Excerpted passage
[Dixielandjazz] Fw: NYTimes.com Article: Jazz Sits In on the Curriculum and Moves a Young Audience

Stan Brager sbrager at socal.rr.com
Wed Oct 8 16:12:36 PDT 2003


Here's a promising start to help raise the awareness of youngsters to jazz.
Let's hear the applause for P.S. 156, their teachers, and Wynton Marsalis.

Stan
Stan Brager
----- Original Message ----- 
> Jazz Sits In on the Curriculum and Moves a Young Audience
>
> October 8, 2003
>  By ROBERTA HERSHENSON
>
>
> Before Billie, Dizzy and Miles melted the hearts of the
> sixth graders at Public School 156 in Brownsville,
> Brooklyn, the students viewed jazz as old people's music,
> their parents' music, as unhip as Beethoven and Brahms.
>
> But that all changed when jazz became part of daily life at
> the school this spring. There was the music itself, a
> panoply of new rhythms and sounds. There was the cast of
> colorful characters, each one a revelation. And there was
> the subject of jazz history, reflecting social concerns
> from segregation to the civil rights movement.

[Rows from a dataset]
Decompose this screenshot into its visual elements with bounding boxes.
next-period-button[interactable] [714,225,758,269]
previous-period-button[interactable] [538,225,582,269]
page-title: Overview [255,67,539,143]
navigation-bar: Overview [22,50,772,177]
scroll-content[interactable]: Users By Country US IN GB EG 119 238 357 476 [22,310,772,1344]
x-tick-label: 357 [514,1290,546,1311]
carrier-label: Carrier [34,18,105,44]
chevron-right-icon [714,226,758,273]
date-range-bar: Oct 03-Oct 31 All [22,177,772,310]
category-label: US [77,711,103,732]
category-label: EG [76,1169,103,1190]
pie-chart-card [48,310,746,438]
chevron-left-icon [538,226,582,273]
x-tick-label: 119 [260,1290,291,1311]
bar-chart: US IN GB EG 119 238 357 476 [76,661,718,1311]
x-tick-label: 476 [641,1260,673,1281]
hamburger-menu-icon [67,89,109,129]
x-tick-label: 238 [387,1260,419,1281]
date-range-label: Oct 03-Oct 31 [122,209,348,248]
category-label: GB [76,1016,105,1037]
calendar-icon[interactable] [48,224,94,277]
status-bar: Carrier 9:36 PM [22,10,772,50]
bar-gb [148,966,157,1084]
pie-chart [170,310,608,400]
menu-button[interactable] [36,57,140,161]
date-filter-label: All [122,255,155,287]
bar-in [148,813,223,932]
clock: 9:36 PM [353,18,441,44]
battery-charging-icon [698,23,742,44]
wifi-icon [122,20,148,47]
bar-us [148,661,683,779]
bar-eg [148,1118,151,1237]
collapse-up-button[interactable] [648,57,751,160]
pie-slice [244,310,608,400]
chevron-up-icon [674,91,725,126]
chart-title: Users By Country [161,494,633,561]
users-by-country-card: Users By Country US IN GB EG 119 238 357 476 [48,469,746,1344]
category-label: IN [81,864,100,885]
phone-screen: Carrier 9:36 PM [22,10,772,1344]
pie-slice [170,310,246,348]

Direction A
Could you condense the paragraph of the jazz article that begins "But that all changed" into a short bulleted list that keeps its main facts?
Direction B
Would you proceed with the jazz article from the point where it stops?

Written answer A
- Jazz became part of daily life at the school this spring, changing how the students saw it.
- The students encountered the music itself, a panoply of new rhythms and sounds.
- They met a cast of colorful characters, each one a revelation.
- They learned jazz history, which reflects social concerns from segregation to the civil rights movement.

Written answer B
>
> No saxophones or slide trombones were in sight - just a CD
> player - the day in June when Tracey Bean, a sixth-grade
> teacher, played Billie Holiday's recording of "In My
> Solitude" in her classroom.
>
> "How did the music make you feel?" Ms. Bean asked when it
> was over.
>
> "Sad," several students said in unison.
>
> "I felt alone," Elise Long volunteered.
>
> "I feel like I
> want to cry," Jameel Baker said.
>
> Then Ms. Bean played an upbeat song, Ella Fitzgerald
> singing "A-Tisket, A-Tasket," and the students happily sang
> along.
>
> For the second year, jazz will be an academic subject at
> P.S. 156 and 1,900 other schools nationwide, thanks to a
> curriculum produced by Jazz at Lincoln Center, a nonprofit
> arts organization dedicated to jazz performance and
> education.
>
> The curriculum, aimed at upper elementary and middle
> schools, was developed with Scholastic, the children's
> publishing and media company, and financed mainly by the
> Louis Armstrong Educational Foundation.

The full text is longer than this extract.